** START **

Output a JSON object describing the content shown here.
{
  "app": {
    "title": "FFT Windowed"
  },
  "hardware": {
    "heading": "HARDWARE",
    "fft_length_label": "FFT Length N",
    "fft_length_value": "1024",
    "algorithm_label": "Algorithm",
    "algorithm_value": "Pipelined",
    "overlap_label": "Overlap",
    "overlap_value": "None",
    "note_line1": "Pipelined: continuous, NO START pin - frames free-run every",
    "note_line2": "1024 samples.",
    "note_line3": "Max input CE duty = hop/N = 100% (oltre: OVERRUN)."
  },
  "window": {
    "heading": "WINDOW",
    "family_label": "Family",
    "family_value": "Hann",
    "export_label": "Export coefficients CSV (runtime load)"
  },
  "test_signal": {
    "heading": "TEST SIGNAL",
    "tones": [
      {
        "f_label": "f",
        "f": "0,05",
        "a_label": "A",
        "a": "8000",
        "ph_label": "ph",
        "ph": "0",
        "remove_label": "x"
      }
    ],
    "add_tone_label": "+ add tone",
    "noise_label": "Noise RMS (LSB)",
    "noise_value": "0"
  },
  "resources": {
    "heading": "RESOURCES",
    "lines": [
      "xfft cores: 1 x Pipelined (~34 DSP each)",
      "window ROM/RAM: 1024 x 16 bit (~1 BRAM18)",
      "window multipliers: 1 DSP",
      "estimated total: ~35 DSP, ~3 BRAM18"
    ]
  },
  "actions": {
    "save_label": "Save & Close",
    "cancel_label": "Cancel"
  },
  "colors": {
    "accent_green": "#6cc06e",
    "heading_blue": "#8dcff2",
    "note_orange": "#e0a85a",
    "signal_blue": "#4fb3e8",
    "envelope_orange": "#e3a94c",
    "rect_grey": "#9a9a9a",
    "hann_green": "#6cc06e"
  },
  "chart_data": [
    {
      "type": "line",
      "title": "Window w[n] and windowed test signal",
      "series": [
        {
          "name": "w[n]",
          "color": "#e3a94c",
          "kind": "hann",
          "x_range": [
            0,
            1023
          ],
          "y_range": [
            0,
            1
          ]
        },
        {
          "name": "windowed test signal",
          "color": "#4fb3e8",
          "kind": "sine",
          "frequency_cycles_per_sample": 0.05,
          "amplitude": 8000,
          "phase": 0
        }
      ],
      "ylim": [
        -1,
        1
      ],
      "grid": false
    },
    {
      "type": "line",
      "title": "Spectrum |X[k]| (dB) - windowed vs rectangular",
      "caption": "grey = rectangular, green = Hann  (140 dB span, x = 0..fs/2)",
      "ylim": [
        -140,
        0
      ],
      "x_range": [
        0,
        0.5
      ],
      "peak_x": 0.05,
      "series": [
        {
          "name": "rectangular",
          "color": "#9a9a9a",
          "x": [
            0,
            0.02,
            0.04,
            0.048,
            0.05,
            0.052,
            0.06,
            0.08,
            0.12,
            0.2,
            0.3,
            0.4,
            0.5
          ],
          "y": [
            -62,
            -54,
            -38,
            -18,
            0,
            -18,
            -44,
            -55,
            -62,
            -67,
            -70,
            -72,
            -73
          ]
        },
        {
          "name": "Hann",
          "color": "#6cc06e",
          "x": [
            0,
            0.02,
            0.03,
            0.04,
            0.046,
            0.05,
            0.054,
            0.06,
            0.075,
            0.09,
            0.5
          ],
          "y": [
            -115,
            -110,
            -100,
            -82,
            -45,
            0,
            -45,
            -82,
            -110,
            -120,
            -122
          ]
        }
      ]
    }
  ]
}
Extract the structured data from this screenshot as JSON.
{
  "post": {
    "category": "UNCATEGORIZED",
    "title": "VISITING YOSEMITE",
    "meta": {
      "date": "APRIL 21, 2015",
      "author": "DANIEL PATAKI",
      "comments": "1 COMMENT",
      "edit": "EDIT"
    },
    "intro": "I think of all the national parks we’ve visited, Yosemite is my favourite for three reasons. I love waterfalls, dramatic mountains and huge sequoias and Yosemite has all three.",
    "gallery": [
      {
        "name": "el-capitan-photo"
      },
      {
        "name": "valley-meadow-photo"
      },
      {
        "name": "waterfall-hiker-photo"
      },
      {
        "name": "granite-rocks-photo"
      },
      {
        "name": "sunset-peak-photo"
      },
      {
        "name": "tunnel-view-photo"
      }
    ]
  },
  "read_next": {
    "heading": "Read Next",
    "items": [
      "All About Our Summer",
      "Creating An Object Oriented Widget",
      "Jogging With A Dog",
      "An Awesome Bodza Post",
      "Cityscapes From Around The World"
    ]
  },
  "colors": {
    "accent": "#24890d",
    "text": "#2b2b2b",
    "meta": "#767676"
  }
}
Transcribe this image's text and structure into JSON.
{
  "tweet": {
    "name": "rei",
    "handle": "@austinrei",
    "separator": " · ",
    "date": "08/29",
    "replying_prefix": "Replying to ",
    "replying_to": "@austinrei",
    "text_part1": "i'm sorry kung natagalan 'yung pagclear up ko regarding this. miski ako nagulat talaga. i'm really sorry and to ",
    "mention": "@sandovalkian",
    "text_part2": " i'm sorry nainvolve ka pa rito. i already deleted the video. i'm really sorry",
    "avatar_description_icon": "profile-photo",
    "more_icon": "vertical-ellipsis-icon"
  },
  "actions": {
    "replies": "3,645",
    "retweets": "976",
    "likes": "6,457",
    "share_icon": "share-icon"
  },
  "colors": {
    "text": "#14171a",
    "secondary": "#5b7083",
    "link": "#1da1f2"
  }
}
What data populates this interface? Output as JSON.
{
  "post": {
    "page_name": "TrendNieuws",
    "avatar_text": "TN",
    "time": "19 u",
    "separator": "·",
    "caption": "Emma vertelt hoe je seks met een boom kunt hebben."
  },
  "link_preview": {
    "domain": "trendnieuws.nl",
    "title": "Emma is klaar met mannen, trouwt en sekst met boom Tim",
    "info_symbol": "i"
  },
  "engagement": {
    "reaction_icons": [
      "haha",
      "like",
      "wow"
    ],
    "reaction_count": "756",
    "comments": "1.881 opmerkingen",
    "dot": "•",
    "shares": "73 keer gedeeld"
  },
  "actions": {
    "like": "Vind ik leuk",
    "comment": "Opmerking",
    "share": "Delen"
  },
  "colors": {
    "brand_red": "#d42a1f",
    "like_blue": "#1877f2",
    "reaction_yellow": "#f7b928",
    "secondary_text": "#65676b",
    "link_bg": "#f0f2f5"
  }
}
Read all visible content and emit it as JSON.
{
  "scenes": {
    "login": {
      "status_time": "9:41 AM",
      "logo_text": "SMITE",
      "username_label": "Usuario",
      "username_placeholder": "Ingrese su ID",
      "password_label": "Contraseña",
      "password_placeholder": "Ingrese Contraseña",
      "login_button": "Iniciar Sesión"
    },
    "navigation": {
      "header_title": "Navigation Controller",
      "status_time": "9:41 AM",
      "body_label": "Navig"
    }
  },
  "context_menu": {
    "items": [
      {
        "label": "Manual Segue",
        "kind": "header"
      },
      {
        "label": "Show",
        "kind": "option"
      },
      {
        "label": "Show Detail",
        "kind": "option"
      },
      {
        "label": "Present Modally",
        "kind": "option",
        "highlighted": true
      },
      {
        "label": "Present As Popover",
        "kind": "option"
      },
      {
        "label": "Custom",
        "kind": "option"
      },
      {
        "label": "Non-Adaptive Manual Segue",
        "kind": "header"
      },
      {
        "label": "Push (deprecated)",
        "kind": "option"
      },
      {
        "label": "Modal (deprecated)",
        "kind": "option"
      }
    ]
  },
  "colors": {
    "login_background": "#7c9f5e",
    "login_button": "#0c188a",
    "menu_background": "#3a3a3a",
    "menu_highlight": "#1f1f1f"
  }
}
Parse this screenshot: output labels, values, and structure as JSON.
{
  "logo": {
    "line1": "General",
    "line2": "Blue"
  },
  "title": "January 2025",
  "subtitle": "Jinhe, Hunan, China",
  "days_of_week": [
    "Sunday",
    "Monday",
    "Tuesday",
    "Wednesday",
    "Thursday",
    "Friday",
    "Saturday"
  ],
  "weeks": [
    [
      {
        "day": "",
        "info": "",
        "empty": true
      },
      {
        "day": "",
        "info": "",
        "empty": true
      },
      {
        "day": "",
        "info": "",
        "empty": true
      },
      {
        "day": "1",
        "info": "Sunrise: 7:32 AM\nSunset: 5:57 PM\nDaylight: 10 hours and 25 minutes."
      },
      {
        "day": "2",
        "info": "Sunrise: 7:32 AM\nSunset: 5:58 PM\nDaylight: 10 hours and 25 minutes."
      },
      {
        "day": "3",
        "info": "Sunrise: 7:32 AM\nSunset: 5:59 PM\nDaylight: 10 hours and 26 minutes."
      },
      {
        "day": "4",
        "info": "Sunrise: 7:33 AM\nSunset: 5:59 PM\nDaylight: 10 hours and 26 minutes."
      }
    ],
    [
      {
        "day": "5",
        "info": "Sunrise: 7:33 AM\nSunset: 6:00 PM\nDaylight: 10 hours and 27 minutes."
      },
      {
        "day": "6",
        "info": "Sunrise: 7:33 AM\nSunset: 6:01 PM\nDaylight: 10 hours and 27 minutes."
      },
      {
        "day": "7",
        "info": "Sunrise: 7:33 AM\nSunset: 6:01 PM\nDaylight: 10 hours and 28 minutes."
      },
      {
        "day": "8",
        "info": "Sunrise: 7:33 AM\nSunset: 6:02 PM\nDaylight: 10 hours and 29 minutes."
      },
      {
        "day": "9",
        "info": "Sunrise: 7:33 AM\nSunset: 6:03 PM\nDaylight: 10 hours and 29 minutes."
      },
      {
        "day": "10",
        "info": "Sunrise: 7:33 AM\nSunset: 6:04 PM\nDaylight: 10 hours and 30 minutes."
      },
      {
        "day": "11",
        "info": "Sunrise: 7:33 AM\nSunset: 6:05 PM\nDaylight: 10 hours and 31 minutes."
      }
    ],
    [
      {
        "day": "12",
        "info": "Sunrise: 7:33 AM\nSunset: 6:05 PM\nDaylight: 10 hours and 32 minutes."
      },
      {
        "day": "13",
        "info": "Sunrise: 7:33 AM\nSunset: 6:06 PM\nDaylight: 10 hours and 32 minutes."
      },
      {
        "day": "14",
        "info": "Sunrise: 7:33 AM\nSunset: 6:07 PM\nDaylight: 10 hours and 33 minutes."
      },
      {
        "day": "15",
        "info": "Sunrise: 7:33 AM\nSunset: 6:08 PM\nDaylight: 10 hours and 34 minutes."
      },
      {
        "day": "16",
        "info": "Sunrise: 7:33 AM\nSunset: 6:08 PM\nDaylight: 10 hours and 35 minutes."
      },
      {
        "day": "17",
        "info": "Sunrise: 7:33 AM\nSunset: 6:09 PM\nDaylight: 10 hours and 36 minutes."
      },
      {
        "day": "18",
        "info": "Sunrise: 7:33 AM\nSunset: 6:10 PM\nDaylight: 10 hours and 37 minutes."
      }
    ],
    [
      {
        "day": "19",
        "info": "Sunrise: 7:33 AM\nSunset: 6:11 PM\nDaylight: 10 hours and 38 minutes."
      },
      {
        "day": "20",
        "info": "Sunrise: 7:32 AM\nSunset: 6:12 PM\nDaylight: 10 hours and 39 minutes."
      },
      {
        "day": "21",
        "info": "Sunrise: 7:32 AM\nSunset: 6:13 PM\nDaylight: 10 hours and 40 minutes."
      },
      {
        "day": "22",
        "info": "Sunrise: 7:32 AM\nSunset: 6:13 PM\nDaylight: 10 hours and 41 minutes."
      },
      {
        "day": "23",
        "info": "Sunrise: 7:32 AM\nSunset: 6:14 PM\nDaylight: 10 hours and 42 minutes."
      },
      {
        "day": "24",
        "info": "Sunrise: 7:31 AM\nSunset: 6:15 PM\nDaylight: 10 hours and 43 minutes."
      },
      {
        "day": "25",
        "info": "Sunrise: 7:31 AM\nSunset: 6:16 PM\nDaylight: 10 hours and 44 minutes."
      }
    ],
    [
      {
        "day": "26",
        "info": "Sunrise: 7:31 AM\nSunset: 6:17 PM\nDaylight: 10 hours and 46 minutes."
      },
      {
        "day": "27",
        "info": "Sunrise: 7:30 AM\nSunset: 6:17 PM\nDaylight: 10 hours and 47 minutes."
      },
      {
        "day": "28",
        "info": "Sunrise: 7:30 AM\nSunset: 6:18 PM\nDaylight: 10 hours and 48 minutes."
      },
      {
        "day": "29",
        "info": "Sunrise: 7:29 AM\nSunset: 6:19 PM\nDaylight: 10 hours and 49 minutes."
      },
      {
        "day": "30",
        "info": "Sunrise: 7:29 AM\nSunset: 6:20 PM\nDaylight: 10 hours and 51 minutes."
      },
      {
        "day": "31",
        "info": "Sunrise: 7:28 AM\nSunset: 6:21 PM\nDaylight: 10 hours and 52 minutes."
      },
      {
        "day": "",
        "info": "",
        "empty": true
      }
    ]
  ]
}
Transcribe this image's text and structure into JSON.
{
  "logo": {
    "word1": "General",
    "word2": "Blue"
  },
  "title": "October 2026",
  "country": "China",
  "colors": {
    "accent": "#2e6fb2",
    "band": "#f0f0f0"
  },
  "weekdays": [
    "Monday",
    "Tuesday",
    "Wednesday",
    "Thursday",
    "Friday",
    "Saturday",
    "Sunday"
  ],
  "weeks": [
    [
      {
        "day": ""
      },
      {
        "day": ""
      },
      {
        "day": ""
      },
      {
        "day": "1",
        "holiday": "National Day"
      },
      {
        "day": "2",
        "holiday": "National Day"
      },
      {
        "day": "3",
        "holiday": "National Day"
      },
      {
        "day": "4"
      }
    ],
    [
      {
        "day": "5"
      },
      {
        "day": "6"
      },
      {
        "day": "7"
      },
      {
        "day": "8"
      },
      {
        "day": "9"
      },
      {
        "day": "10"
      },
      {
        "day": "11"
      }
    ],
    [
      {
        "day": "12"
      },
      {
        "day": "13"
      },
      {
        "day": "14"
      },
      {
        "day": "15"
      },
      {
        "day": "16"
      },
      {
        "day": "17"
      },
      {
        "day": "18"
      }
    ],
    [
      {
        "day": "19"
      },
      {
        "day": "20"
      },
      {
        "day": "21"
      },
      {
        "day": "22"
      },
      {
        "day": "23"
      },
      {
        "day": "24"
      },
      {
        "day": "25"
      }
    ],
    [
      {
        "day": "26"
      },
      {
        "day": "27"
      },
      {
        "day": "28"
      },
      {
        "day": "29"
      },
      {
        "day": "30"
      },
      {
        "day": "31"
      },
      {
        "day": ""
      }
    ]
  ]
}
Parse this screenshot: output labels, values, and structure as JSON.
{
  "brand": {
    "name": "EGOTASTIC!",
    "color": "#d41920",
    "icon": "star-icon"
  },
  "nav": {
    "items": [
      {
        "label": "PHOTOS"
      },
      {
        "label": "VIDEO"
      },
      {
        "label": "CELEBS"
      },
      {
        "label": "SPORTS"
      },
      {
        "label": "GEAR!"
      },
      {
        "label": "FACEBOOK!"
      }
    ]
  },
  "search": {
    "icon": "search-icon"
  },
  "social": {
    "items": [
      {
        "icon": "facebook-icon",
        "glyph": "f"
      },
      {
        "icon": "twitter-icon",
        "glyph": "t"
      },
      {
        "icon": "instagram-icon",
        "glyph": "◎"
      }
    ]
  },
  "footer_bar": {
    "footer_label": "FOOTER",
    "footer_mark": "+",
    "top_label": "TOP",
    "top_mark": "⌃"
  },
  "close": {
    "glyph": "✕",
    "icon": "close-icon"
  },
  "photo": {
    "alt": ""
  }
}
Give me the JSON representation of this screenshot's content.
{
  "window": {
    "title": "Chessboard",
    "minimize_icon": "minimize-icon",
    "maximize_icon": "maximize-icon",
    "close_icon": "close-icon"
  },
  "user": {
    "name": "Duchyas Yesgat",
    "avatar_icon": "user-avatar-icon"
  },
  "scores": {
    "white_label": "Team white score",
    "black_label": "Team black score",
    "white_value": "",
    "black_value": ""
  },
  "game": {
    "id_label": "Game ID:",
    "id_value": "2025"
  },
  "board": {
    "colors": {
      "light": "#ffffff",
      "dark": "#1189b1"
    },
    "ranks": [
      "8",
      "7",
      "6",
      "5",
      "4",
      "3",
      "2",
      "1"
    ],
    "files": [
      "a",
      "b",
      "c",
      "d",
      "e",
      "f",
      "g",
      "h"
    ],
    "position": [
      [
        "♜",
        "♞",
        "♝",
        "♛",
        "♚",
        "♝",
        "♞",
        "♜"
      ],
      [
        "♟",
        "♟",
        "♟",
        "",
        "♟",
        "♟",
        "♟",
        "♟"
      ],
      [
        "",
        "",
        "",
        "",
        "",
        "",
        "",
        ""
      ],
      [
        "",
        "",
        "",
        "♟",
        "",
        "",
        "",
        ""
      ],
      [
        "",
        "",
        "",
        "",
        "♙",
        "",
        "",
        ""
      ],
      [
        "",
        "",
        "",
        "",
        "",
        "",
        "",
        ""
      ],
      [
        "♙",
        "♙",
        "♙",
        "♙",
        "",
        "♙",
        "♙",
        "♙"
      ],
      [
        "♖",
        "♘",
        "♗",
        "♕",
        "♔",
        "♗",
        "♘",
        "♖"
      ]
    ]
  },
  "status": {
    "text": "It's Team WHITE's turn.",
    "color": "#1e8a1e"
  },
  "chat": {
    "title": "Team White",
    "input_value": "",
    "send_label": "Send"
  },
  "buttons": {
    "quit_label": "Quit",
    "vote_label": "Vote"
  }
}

** END **

> **TASK DIRECTIONS**
Find the lines containing "austinrei" and list every one of them.

> **SOLVED PROBLEM**
    "handle": "@austinrei",
    "replying_to": "@austinrei",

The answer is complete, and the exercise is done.